Given an integer n, return all distinct solutions to the n-queens puzzle.

Each solution contains a distinct board configuration of the n-queens' placement, where 'Q' and '.' both indicate a queen and an empty space respectively.

For example,
There exist two distinct solutions to the 4-queens puzzle:

[
 [".Q..",  // Solution 1
  "...Q",
  "Q...",
  "..Q."],

 ["..Q.",  // Solution 2
  "Q...",
  "...Q",
  ".Q.."]
]

经典的Q皇后问题，注意左斜线和右斜线的下表即可。

#define vi vector<int>
#define vs vector<string>
#define vvs vector<vs >

class Solution {
public:
	vector<vector<string> > solveNQueens(int n) {
		// Start typing your C/C++ solution below
		// DO NOT write int main() function


		vvs ans;
		vs grid(n,string(n,'.'));
		vi col(n,0);
		vi L2R(2*n,0);
		vi R2L(2*n,0);
		solve(ans,grid,col,L2R,R2L,0);
		return ans;
	}
	void solve(vvs& ans,vs& grid, vi& col,vi& L2R,vi& R2L,int x)
	{
		int n = grid.size();
		if ( x>= n )
		{
			ans.push_back(grid);
			return;
		}

		for(int y=0;y<n;y++)
		{
			if ( col[y] || L2R[y-x+n-1] || R2L[x+y] )
				continue;
			col[y]=L2R[y-x+n-1]=R2L[x+y]=1;
			grid[x][y]='Q';
			solve(ans,grid,col,L2R,R2L,x+1);
			grid[x][y]='.';
			col[y]=L2R[y-x+n-1]=R2L[x+y]=0;
		}
	}
};

=-=-=-=-=

## Goal a
In the n-queens excerpt, list the names of the parameters taken by the solve function.

(Extracted records)
=-=-=-=-=

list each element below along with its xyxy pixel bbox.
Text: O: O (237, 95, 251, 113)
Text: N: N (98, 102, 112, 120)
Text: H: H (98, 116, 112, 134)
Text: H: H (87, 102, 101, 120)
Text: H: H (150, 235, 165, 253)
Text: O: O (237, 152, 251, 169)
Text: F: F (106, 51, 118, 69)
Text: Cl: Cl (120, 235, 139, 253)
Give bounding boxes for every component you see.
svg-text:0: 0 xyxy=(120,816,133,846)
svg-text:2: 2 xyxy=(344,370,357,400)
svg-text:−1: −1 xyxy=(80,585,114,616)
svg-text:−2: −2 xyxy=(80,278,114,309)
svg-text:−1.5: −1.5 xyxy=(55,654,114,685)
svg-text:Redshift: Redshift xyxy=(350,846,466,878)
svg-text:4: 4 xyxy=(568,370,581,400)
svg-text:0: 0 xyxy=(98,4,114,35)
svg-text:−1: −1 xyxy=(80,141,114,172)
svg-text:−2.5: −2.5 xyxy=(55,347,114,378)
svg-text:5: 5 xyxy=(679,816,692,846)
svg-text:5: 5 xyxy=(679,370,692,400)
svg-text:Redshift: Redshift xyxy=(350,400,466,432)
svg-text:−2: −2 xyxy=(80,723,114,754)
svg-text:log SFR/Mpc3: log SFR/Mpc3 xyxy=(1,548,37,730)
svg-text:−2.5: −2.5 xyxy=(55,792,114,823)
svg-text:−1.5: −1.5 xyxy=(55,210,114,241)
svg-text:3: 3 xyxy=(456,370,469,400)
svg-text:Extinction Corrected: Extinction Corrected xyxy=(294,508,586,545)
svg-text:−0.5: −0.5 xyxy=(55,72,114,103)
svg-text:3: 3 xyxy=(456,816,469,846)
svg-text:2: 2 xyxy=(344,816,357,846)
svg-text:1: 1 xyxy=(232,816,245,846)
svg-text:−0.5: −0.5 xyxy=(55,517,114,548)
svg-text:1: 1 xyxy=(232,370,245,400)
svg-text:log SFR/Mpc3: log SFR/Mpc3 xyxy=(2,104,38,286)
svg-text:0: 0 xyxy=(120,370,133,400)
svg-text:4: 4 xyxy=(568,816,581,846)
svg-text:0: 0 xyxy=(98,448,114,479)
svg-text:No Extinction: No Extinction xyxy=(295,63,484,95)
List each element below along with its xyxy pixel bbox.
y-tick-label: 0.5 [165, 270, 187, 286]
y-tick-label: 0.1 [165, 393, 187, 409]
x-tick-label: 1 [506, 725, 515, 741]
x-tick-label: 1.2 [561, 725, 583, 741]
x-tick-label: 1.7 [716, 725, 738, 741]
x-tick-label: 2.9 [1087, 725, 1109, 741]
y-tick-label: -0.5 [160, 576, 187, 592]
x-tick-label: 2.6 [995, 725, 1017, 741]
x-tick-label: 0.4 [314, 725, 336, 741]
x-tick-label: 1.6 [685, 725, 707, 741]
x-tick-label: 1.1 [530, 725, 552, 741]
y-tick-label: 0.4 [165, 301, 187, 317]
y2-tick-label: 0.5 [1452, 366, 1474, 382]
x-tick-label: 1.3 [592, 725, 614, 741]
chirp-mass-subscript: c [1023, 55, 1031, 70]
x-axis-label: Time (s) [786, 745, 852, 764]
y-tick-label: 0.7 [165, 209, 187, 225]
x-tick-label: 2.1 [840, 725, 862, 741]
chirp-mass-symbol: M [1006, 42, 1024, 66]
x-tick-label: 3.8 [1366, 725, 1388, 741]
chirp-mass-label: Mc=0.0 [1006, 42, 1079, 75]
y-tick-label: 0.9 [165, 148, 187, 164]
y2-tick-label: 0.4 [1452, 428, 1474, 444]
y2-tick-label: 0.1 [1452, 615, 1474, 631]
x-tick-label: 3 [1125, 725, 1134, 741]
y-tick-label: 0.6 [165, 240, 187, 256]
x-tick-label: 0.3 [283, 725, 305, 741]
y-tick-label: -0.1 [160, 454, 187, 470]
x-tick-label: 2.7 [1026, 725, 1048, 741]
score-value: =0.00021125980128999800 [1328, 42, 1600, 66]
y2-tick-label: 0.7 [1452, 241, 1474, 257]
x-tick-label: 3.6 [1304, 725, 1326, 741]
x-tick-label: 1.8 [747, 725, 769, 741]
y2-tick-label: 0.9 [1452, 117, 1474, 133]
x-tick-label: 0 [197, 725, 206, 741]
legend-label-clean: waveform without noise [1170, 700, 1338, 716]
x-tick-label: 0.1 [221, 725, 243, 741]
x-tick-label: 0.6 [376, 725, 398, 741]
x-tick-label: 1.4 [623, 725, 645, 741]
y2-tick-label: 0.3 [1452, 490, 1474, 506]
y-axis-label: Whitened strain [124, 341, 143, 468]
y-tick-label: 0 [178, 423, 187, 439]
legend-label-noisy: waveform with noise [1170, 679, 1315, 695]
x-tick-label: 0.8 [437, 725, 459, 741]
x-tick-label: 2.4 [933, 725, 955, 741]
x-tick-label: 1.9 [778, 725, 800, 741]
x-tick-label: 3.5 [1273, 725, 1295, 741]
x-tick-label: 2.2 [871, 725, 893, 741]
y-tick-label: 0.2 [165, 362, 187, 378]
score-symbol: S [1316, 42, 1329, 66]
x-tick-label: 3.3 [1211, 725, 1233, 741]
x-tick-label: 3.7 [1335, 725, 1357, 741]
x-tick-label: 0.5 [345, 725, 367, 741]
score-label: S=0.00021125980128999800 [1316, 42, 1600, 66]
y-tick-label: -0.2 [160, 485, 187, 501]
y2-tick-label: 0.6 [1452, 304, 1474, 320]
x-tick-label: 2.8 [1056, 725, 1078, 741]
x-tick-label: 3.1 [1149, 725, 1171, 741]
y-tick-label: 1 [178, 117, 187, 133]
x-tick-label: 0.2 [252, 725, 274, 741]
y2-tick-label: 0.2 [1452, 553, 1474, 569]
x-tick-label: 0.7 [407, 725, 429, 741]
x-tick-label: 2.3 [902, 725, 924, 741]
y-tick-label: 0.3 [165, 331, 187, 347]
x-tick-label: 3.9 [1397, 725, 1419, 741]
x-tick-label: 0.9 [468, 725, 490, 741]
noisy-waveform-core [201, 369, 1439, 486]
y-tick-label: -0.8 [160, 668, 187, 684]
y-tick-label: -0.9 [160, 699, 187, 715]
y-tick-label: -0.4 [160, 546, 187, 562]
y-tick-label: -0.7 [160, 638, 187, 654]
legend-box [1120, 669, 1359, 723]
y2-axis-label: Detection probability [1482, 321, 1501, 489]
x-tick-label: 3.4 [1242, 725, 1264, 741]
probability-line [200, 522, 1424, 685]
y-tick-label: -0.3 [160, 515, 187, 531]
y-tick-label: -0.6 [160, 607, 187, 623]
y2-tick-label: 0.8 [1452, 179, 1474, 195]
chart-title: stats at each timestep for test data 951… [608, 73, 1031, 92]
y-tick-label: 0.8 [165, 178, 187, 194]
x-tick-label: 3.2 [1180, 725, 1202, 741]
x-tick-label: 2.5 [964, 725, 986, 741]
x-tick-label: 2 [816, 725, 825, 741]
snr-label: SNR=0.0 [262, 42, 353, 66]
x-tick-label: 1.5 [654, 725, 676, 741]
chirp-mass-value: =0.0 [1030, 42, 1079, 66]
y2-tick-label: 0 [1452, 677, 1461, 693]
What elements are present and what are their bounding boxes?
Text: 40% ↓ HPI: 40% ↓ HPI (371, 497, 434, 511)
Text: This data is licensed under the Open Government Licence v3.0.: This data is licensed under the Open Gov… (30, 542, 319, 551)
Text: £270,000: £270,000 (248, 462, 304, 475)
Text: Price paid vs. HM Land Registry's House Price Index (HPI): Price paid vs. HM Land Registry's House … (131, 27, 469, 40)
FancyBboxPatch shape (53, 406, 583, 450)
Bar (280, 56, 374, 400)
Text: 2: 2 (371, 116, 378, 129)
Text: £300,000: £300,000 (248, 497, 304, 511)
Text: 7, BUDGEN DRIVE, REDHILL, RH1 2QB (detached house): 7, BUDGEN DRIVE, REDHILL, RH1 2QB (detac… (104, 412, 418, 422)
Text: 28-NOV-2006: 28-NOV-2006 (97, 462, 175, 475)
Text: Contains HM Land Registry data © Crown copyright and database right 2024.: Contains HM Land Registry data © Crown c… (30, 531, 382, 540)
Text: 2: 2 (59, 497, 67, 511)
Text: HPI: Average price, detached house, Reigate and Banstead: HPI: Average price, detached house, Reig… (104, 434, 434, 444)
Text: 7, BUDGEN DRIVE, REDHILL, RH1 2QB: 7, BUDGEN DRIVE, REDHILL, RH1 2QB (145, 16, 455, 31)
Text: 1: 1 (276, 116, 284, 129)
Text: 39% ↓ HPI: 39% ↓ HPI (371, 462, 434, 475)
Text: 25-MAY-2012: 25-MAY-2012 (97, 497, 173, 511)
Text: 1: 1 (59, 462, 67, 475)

=-=-=-=-=

## Goal b
Copy the entries from their first line through the line that contains "Text: Cl: Cl (120, 235, 139, 253)", both included.

## Task solution a
ans, grid, col, L2R, R2L, x

## Task solution b
list each element below along with its xyxy pixel bbox.
Text: O: O (237, 95, 251, 113)
Text: N: N (98, 102, 112, 120)
Text: H: H (98, 116, 112, 134)
Text: H: H (87, 102, 101, 120)
Text: H: H (150, 235, 165, 253)
Text: O: O (237, 152, 251, 169)
Text: F: F (106, 51, 118, 69)
Text: Cl: Cl (120, 235, 139, 253)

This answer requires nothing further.